Dataset records:
★ ★ ★ ★ ★

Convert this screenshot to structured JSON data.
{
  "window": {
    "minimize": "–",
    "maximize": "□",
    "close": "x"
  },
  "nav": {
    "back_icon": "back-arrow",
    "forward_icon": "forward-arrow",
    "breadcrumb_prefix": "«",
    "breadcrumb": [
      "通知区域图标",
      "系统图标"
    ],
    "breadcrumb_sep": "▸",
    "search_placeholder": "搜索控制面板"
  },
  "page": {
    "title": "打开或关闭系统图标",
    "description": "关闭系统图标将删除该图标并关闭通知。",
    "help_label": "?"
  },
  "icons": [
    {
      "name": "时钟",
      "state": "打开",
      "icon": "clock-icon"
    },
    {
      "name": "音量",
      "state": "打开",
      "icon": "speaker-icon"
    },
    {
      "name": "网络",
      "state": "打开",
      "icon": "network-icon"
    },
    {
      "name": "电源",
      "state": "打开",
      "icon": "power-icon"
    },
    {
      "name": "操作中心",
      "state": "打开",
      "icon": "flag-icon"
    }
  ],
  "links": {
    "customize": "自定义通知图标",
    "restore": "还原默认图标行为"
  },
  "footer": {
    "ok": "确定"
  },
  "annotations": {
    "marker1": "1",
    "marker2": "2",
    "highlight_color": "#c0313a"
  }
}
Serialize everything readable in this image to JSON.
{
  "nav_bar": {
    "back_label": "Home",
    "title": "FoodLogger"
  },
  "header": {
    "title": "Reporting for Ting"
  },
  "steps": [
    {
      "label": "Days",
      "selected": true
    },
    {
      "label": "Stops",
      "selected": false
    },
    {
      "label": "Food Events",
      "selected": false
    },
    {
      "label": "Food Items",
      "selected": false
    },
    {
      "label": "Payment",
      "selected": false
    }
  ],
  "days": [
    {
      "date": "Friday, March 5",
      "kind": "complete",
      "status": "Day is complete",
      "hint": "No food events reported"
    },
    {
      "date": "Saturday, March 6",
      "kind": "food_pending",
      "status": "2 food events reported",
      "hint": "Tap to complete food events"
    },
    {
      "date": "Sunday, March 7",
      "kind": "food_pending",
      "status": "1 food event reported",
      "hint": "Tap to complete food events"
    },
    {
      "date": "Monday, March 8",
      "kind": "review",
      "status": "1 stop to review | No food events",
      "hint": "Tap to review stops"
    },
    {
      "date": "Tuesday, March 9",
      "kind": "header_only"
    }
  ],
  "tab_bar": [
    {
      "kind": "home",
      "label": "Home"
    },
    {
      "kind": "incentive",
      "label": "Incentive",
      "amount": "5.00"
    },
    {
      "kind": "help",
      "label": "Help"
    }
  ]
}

★ ★ ★ ★ ★

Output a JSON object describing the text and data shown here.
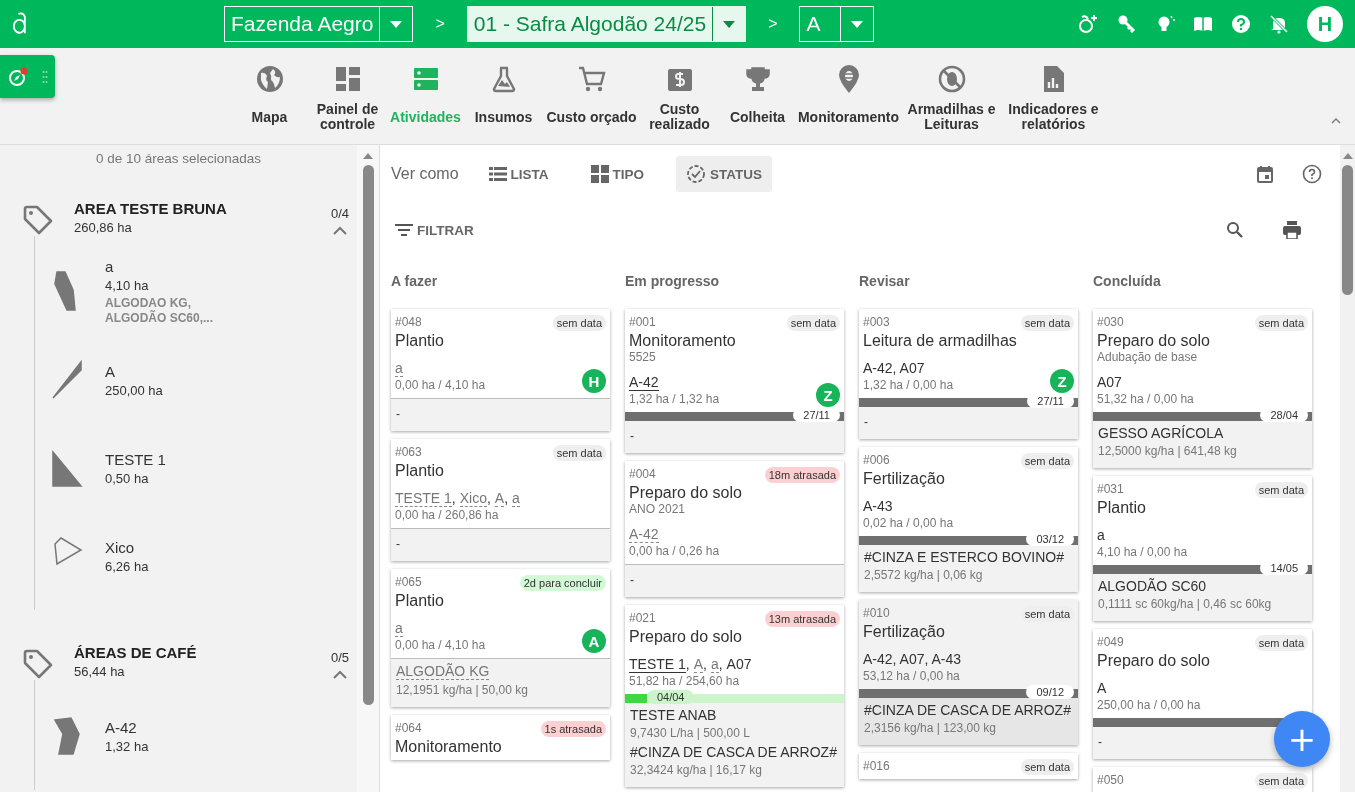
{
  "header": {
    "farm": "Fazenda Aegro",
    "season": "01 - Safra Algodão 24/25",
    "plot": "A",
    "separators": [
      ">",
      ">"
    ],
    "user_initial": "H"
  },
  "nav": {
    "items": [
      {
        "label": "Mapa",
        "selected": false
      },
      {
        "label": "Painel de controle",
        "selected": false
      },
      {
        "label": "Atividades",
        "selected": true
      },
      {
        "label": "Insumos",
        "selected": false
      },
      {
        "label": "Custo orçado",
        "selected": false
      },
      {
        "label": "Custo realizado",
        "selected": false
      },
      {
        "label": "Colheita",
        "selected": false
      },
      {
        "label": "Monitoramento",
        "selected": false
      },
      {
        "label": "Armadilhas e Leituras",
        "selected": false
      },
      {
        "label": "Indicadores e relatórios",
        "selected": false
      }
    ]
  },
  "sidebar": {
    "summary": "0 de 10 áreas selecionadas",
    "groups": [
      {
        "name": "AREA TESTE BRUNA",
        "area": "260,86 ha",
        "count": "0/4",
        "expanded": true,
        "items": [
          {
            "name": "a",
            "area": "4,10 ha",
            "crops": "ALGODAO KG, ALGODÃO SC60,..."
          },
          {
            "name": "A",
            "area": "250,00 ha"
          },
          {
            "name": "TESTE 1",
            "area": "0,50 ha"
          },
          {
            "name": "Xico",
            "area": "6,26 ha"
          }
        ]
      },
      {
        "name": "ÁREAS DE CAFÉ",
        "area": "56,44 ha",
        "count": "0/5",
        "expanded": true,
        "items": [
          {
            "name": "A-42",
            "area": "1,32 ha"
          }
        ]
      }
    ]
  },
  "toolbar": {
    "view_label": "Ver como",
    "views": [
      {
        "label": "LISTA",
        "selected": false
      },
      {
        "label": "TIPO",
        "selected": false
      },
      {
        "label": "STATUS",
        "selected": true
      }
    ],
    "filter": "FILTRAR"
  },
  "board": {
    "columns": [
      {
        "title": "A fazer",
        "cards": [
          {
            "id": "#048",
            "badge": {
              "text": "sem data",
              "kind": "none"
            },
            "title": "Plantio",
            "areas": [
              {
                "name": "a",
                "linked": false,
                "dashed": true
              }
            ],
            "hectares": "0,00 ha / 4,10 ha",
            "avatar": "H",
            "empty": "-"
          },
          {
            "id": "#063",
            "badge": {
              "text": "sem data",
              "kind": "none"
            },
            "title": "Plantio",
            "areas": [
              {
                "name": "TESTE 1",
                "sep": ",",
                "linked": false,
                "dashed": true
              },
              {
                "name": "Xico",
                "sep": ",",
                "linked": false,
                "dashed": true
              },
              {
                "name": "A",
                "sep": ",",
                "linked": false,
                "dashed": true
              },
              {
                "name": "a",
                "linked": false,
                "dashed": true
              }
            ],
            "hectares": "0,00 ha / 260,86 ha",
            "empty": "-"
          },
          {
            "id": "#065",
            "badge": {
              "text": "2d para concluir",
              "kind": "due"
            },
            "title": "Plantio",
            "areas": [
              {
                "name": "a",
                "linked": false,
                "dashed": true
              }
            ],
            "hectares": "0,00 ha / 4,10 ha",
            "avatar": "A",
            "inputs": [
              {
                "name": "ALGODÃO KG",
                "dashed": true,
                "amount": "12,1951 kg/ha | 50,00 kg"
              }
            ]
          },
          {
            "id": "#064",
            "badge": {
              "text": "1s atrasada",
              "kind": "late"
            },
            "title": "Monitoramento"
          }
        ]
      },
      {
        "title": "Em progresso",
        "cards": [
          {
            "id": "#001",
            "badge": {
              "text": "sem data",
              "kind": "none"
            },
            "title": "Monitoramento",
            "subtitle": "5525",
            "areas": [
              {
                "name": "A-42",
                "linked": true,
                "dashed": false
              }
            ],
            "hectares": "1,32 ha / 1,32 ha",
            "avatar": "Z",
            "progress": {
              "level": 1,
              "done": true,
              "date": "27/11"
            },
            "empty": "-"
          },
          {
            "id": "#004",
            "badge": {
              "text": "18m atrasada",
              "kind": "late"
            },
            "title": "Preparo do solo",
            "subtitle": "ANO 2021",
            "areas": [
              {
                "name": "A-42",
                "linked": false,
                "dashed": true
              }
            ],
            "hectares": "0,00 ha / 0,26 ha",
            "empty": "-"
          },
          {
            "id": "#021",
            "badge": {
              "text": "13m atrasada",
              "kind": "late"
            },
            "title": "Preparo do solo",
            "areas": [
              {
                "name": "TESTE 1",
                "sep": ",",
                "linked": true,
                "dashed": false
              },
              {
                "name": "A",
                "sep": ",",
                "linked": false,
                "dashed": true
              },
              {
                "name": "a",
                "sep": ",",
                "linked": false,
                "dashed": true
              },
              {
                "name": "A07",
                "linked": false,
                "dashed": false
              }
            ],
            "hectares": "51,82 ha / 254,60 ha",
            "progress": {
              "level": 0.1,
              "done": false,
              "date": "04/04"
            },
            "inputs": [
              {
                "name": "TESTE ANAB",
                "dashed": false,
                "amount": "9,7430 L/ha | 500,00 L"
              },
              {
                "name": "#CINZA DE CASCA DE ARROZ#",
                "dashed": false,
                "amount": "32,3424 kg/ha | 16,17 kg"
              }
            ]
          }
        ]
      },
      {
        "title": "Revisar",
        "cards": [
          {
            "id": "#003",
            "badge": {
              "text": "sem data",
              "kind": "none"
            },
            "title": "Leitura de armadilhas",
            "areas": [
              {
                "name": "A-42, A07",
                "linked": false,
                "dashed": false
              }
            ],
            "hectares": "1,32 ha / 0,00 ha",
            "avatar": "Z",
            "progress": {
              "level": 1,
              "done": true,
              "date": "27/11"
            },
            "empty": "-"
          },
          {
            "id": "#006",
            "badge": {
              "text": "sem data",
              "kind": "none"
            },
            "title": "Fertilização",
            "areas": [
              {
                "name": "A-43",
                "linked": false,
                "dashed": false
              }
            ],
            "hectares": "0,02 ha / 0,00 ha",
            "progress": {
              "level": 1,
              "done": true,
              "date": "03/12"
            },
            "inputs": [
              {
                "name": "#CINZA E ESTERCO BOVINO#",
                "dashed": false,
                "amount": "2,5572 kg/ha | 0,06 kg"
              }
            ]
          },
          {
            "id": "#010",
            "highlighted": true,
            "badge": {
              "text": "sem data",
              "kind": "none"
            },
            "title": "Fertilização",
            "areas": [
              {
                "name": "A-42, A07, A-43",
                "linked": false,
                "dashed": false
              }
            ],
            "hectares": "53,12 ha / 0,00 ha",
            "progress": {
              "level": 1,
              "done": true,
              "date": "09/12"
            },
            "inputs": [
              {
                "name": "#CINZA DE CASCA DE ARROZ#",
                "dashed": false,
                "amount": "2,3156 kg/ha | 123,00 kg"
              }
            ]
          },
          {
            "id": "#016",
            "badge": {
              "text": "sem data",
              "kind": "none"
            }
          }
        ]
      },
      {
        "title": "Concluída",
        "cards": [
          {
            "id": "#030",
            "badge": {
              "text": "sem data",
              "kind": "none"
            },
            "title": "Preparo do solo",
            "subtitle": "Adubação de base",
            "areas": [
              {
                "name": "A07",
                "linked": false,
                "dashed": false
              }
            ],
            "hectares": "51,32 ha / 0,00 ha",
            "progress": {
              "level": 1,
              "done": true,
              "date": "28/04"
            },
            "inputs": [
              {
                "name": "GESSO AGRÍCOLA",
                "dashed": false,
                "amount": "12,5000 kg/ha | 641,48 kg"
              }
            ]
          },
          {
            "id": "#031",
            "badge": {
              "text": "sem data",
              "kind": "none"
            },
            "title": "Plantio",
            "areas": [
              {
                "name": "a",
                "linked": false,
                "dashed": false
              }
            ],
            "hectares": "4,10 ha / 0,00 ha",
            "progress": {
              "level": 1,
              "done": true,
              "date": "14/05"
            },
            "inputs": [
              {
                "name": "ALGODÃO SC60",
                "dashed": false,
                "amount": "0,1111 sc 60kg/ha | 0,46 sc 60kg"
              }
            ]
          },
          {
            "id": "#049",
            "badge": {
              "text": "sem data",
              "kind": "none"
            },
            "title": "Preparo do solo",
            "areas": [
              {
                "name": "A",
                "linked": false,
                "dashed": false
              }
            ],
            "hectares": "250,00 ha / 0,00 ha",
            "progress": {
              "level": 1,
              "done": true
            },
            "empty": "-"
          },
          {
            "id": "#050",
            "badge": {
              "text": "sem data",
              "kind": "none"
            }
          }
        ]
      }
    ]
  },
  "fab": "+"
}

★ ★ ★ ★ ★

REQUIREMENTS →
Count every line in the entries above where the word "arrow" appears; respond with the number alone.

FULL SOLUTION →
2